**GIVEN TASK**
Omit every picture and output the rest of the records exactly as they are.

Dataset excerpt

⟨

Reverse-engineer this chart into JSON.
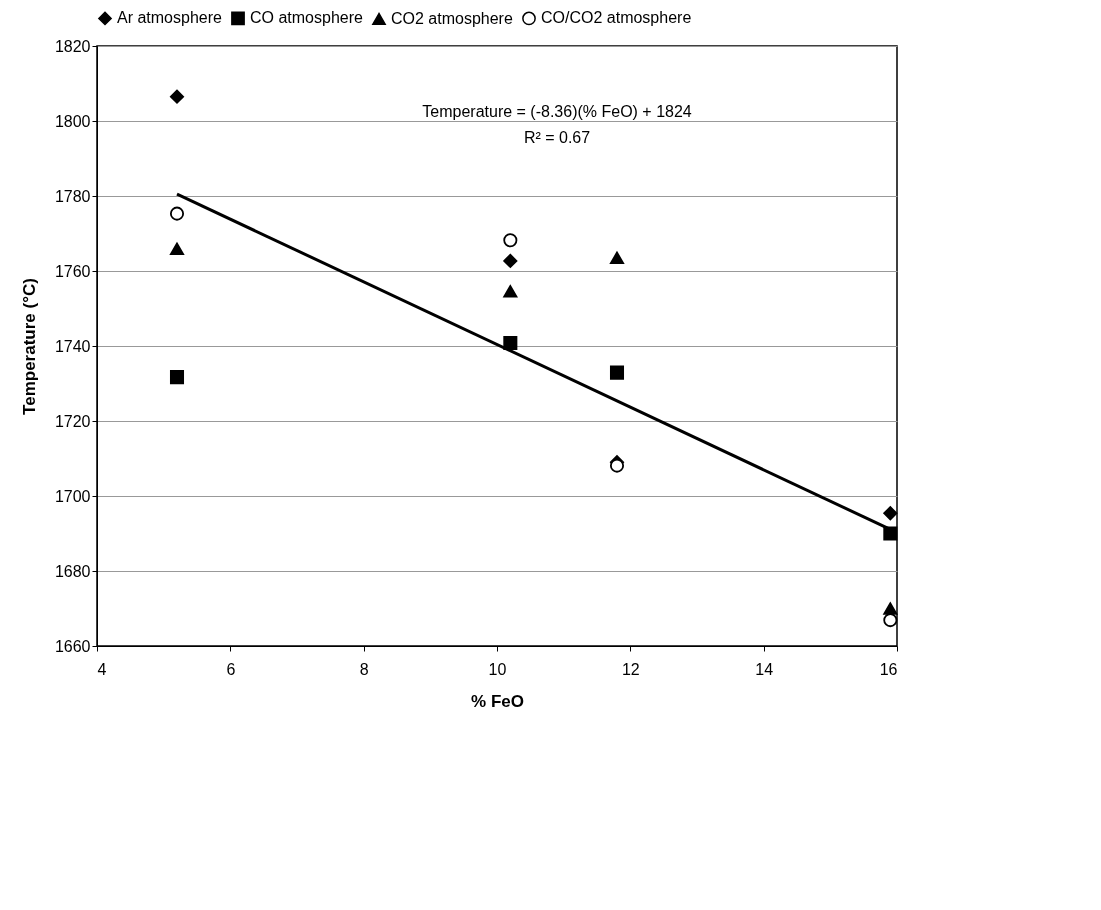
{
  "chart_data": {
    "type": "scatter",
    "xlabel": "% FeO",
    "ylabel": "Temperature (°C)",
    "annotations": [
      "Temperature = (-8.36)(% FeO) + 1824",
      "R² = 0.67"
    ],
    "x": [
      5.2,
      10.2,
      11.8,
      15.9
    ],
    "series": [
      {
        "name": "Ar atmosphere",
        "color": "#000000",
        "marker": "diamond",
        "values": [
          1806.5,
          1762.7,
          1709,
          1695.4
        ]
      },
      {
        "name": "CO atmosphere",
        "color": "#000000",
        "marker": "square",
        "values": [
          1731.7,
          1740.8,
          1732.9,
          1690
        ]
      },
      {
        "name": "CO2 atmosphere",
        "color": "#000000",
        "marker": "triangle",
        "values": [
          1765.9,
          1754.6,
          1763.5,
          1670
        ]
      },
      {
        "name": "CO/CO2 atmosphere",
        "color": "#000000",
        "marker": "circle",
        "values": [
          1775.3,
          1768.2,
          1708.1,
          1666.9
        ]
      },
      {
        "type": "line",
        "color": "#000000",
        "line_style": "solid",
        "x": [
          5.2,
          15.9
        ],
        "values": [
          1780.5,
          1691.1
        ]
      }
    ],
    "xlim": [
      4,
      16
    ],
    "xticks": [
      4,
      6,
      8,
      10,
      12,
      14,
      16
    ],
    "ylim": [
      1660,
      1820
    ],
    "yticks": [
      1660,
      1680,
      1700,
      1720,
      1740,
      1760,
      1780,
      1800,
      1820
    ],
    "grid": "y",
    "legend": "top"
  }
}
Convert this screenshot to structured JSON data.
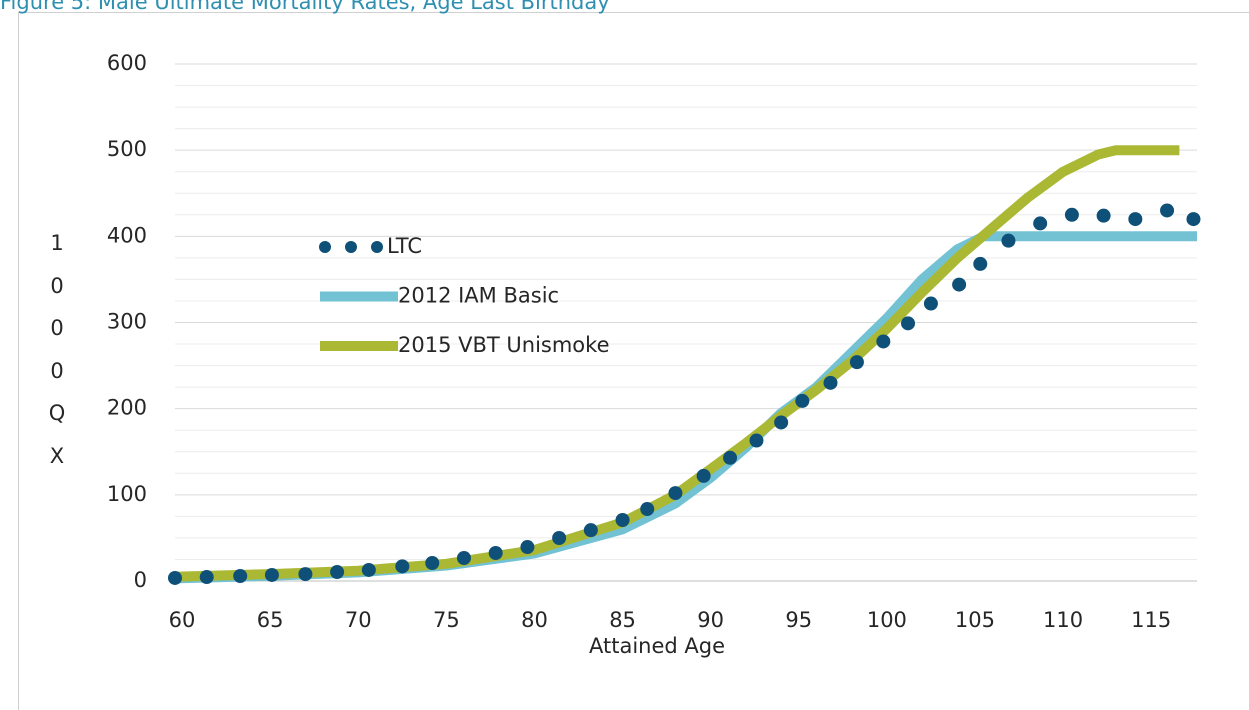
{
  "chart_data": {
    "type": "line",
    "title": "Figure 5: Male Ultimate Mortality Rates, Age Last Birthday",
    "xlabel": "Attained Age",
    "ylabel": "1000QX",
    "xlim": [
      59.6,
      117.6
    ],
    "xticks": [
      60,
      65,
      70,
      75,
      80,
      85,
      90,
      95,
      100,
      105,
      110,
      115
    ],
    "ylim": [
      0,
      600
    ],
    "yticks": [
      0,
      100,
      200,
      300,
      400,
      500,
      600
    ],
    "y_minor_ticks": [
      25,
      50,
      75,
      125,
      150,
      175,
      225,
      250,
      275,
      325,
      350,
      375,
      425,
      450,
      475,
      525,
      550,
      575
    ],
    "grid": true,
    "legend": "left",
    "series": [
      {
        "name": "LTC",
        "style": "dots",
        "color": "#0f5078",
        "x": [
          59.6,
          61.4,
          63.3,
          65.1,
          67,
          68.8,
          70.6,
          72.5,
          74.2,
          76,
          77.8,
          79.6,
          81.4,
          83.2,
          85,
          86.4,
          88,
          89.6,
          91.1,
          92.6,
          94,
          95.2,
          96.8,
          98.3,
          99.8,
          101.2,
          102.5,
          104.1,
          105.3,
          106.9,
          108.7,
          110.5,
          112.3,
          114.1,
          115.9,
          117.4
        ],
        "values": [
          3.5,
          4.6,
          5.8,
          7,
          8,
          10.4,
          12.8,
          17,
          20.9,
          26.7,
          32.5,
          39.4,
          49.9,
          59,
          70.8,
          83.5,
          102,
          122,
          143,
          163,
          184,
          209,
          230,
          254,
          278,
          299,
          322,
          344,
          368,
          395,
          415,
          425,
          424,
          420,
          430,
          420
        ]
      },
      {
        "name": "2012 IAM Basic",
        "style": "line",
        "color": "#72c2d4",
        "x": [
          59.6,
          65,
          70,
          75,
          80,
          85,
          88,
          90,
          92,
          94,
          95,
          96,
          98,
          100,
          102,
          104,
          105.5,
          117.6
        ],
        "values": [
          3,
          6,
          10,
          18,
          32,
          60,
          90,
          120,
          155,
          195,
          210,
          225,
          265,
          305,
          350,
          385,
          400,
          400
        ]
      },
      {
        "name": "2015 VBT Unismoke",
        "style": "line",
        "color": "#aab834",
        "x": [
          59.6,
          65,
          70,
          75,
          80,
          85,
          88,
          90,
          92,
          94,
          96,
          98,
          100,
          102,
          104,
          106,
          108,
          110,
          112,
          113,
          116.6
        ],
        "values": [
          5,
          8,
          12,
          20,
          36,
          68,
          100,
          130,
          160,
          192,
          222,
          255,
          293,
          335,
          375,
          410,
          445,
          475,
          495,
          500,
          500
        ]
      }
    ]
  }
}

⟩

**THE SOLUTION**
Reverse-engineer this chart into JSON.
{
  "chart_data": {
    "type": "scatter",
    "xlabel": "% FeO",
    "ylabel": "Temperature (°C)",
    "annotations": [
      "Temperature = (-8.36)(% FeO) + 1824",
      "R² = 0.67"
    ],
    "x": [
      5.2,
      10.2,
      11.8,
      15.9
    ],
    "series": [
      {
        "name": "Ar atmosphere",
        "color": "#000000",
        "marker": "diamond",
        "values": [
          1806.5,
          1762.7,
          1709,
          1695.4
        ]
      },
      {
        "name": "CO atmosphere",
        "color": "#000000",
        "marker": "square",
        "values": [
          1731.7,
          1740.8,
          1732.9,
          1690
        ]
      },
      {
        "name": "CO2 atmosphere",
        "color": "#000000",
        "marker": "triangle",
        "values": [
          1765.9,
          1754.6,
          1763.5,
          1670
        ]
      },
      {
        "name": "CO/CO2 atmosphere",
        "color": "#000000",
        "marker": "circle",
        "values": [
          1775.3,
          1768.2,
          1708.1,
          1666.9
        ]
      },
      {
        "type": "line",
        "color": "#000000",
        "line_style": "solid",
        "x": [
          5.2,
          15.9
        ],
        "values": [
          1780.5,
          1691.1
        ]
      }
    ],
    "xlim": [
      4,
      16
    ],
    "xticks": [
      4,
      6,
      8,
      10,
      12,
      14,
      16
    ],
    "ylim": [
      1660,
      1820
    ],
    "yticks": [
      1660,
      1680,
      1700,
      1720,
      1740,
      1760,
      1780,
      1800,
      1820
    ],
    "grid": "y",
    "legend": "top"
  }
}
Convert this screenshot to structured JSON data.
{
  "chart_data": {
    "type": "line",
    "title": "Figure 5: Male Ultimate Mortality Rates, Age Last Birthday",
    "xlabel": "Attained Age",
    "ylabel": "1000QX",
    "xlim": [
      59.6,
      117.6
    ],
    "xticks": [
      60,
      65,
      70,
      75,
      80,
      85,
      90,
      95,
      100,
      105,
      110,
      115
    ],
    "ylim": [
      0,
      600
    ],
    "yticks": [
      0,
      100,
      200,
      300,
      400,
      500,
      600
    ],
    "y_minor_ticks": [
      25,
      50,
      75,
      125,
      150,
      175,
      225,
      250,
      275,
      325,
      350,
      375,
      425,
      450,
      475,
      525,
      550,
      575
    ],
    "grid": true,
    "legend": "left",
    "series": [
      {
        "name": "LTC",
        "style": "dots",
        "color": "#0f5078",
        "x": [
          59.6,
          61.4,
          63.3,
          65.1,
          67,
          68.8,
          70.6,
          72.5,
          74.2,
          76,
          77.8,
          79.6,
          81.4,
          83.2,
          85,
          86.4,
          88,
          89.6,
          91.1,
          92.6,
          94,
          95.2,
          96.8,
          98.3,
          99.8,
          101.2,
          102.5,
          104.1,
          105.3,
          106.9,
          108.7,
          110.5,
          112.3,
          114.1,
          115.9,
          117.4
        ],
        "values": [
          3.5,
          4.6,
          5.8,
          7,
          8,
          10.4,
          12.8,
          17,
          20.9,
          26.7,
          32.5,
          39.4,
          49.9,
          59,
          70.8,
          83.5,
          102,
          122,
          143,
          163,
          184,
          209,
          230,
          254,
          278,
          299,
          322,
          344,
          368,
          395,
          415,
          425,
          424,
          420,
          430,
          420
        ]
      },
      {
        "name": "2012 IAM Basic",
        "style": "line",
        "color": "#72c2d4",
        "x": [
          59.6,
          65,
          70,
          75,
          80,
          85,
          88,
          90,
          92,
          94,
          95,
          96,
          98,
          100,
          102,
          104,
          105.5,
          117.6
        ],
        "values": [
          3,
          6,
          10,
          18,
          32,
          60,
          90,
          120,
          155,
          195,
          210,
          225,
          265,
          305,
          350,
          385,
          400,
          400
        ]
      },
      {
        "name": "2015 VBT Unismoke",
        "style": "line",
        "color": "#aab834",
        "x": [
          59.6,
          65,
          70,
          75,
          80,
          85,
          88,
          90,
          92,
          94,
          96,
          98,
          100,
          102,
          104,
          106,
          108,
          110,
          112,
          113,
          116.6
        ],
        "values": [
          5,
          8,
          12,
          20,
          36,
          68,
          100,
          130,
          160,
          192,
          222,
          255,
          293,
          335,
          375,
          410,
          445,
          475,
          495,
          500,
          500
        ]
      }
    ]
  }
}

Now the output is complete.